-- TEXT PROVIDED follows --

For this method you create a class and name is Stack, in the constructor you declare the initial values for the class and you declare the helper methods you’ll need, in this case it’ll be push (to add item),pop (to remove item),peek(to see last item), and isEmpty(to see if the stack is empty. With this you can implement the solution below

var isValid = function(s) {

let stack = new Stack
for (let i=0; i < s.length; i++){
if (s[i] === "(" || s[i] === "[" || s[i] === "{"){
stack.push(s[i])
} else if (s[i] === ")" && stack.peek() === "("){
stack.pop()
} else if (s[i] === "]" && stack.peek() === "["){
stack.pop()
} else if (s[i] === "}" && stack.peek() === "{"){
stack.pop()
} else{
return false
}
}
return stack.isEmpty()
}

Notice how I create a new instance of the “Stack” class and assigning it to a variable “stack”. This will allow me to use the helper methods on the stack as needed (push to add any openings, peek to check the last item in my stack, pop to remove the last item, isEmpty to check if the stack is left empty after we iterate through the string).

Note to self — I just realized that instead of “peek”, I could’ve named the helper method “last” or something similar for clarity.

-- TEXT PROVIDED concluded --

*INSTRUCTIONS:*
**1.** In the Stack class passage, which helper method does the author say could have been named "last" for clarity?
**2.** Continue the Stack class passage from its final sentence.
The lines that follow are taken from a separate source.

-- INPUT DATA follows --

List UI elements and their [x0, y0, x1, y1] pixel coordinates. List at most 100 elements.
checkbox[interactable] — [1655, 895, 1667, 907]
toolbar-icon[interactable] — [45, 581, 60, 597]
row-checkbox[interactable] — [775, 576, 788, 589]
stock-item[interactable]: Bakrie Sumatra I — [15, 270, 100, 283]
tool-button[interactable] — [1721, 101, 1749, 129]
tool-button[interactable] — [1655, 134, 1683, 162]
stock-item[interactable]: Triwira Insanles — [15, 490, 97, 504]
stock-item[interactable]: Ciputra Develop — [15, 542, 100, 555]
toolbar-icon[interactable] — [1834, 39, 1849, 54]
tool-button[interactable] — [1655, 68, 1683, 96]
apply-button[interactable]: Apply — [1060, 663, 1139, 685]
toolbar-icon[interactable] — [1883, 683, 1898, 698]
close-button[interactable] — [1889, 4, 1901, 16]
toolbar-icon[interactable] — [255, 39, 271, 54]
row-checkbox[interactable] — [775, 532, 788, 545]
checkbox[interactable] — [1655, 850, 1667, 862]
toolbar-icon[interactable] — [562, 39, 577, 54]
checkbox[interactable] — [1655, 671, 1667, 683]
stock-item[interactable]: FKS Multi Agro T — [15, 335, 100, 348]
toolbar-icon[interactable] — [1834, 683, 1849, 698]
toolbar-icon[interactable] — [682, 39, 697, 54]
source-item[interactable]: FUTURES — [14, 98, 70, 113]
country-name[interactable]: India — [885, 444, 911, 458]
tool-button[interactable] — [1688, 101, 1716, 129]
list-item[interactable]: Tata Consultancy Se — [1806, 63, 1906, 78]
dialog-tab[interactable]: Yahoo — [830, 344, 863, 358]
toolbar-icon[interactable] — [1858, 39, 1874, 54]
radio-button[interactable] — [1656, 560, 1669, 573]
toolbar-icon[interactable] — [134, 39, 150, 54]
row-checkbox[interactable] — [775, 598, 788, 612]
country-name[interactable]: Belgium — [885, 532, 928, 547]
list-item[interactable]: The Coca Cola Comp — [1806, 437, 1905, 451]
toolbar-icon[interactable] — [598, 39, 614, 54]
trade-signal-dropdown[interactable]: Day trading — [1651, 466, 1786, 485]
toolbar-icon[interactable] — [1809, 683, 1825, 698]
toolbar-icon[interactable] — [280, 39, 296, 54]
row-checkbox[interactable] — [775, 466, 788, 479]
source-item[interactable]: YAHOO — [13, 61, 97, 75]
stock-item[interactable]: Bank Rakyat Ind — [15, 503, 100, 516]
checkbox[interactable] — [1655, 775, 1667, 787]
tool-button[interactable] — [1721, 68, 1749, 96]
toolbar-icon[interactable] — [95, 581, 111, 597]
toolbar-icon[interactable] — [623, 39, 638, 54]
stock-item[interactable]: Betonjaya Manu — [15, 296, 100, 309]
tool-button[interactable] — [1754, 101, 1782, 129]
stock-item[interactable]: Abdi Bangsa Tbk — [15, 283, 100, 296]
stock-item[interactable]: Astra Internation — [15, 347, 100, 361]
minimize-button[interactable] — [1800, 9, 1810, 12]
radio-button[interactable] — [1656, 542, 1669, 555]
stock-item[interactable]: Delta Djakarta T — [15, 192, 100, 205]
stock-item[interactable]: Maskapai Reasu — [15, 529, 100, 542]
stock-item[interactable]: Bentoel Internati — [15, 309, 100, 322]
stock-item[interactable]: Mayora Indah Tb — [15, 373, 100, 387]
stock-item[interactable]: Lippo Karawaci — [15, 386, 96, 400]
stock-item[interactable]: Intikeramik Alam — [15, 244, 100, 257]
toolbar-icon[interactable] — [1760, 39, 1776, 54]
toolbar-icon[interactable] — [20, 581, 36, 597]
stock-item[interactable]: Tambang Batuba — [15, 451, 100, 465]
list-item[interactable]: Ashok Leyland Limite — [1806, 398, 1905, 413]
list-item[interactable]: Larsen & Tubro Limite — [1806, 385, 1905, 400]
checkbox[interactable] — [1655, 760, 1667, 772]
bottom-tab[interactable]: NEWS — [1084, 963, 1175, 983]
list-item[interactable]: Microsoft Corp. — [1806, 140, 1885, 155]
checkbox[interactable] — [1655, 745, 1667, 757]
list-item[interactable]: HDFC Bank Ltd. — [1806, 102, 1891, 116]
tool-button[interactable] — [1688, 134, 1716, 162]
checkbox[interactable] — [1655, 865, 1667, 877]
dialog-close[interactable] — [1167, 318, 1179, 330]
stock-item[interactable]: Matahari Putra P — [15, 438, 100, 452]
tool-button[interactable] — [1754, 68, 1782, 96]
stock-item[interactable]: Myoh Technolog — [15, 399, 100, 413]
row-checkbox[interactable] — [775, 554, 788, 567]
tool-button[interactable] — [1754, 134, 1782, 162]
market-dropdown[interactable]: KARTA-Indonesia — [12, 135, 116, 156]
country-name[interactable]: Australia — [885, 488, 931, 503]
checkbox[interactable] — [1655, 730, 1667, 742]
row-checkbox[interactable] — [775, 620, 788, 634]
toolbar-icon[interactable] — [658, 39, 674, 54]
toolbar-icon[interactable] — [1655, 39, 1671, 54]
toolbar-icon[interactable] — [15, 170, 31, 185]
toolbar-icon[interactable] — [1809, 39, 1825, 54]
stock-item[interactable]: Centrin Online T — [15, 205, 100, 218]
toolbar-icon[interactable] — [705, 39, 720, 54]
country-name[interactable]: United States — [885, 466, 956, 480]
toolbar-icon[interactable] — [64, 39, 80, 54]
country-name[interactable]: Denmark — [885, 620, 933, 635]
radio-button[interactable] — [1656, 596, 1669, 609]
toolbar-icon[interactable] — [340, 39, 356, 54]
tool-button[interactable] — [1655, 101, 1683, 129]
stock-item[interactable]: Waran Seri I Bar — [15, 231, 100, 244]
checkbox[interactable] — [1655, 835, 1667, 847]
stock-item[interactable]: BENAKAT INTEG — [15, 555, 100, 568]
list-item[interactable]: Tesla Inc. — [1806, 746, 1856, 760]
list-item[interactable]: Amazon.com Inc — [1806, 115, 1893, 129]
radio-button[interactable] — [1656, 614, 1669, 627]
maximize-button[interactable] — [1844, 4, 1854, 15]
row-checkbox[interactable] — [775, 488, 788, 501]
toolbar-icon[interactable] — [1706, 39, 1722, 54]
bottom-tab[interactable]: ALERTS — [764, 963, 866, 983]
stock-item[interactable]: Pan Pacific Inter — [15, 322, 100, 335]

-- INPUT DATA concluded --

*TASK RESULTS:*
**1.** peek

**2.**
By now you probably noticed that I created an entire class for one instance, which creates an array, to use helper methods that would’ve worked directly on the array anyway (or have a simple work around). This is why I ended up using the second method: simply using an array.

2. Using an array

For this method I avoid the class all together and simply assign an array as my stack:

var isValid = function(s) {

let stack = []

for (let i=0; i < s.length; i++){
if (s[i] === "(" || s[i] === "["|| s[i] === "{"){
stack.push(s[i])
} else if (s[i] === ")" && stack[stack.length-1] === "("){
stack.pop()
} else if (s[i] === "]" && stack[stack.length-1] === "["){
stack.pop()
} else if (s[i] === "}" && stack[stack.length-1] === "{"){
stack.pop()
} else{
return false
}
}
return !stack.length
};

Notice how push and pop remain unchanged, and instead of peek I simply search directly for the last item in the array, and instead of isEmpty I check if the length is 0 (falsy) or not (truthy) and return the opposite since length of 0 means the string is valid(all openings are properly closed).

While this works just fine, it’s not very DRY (i.e. a lot of repeating) and not reusable (only fits that one specific situation), therefore I wanted to figure a way to dry it up a bit. I realized that all the openings have the same reaction (add to stack), therefore I created an array to group all the openings:

var isValid = function(s) {

let stack = []
const openings = ["(","[","{"]

for (let i=0; i < s.length; i++){
if (openings.includes(s[i])){
stack.push(s[i])
} else if (s[i] == ")" && stack[stack.length-1] === "("){
stack.pop()
} else if (s[i] == "]" && stack[stack.length-1] === "["){
stack.pop()
} else if (s[i] == "}" && stack[stack.length-1] === "{"){
stack.pop()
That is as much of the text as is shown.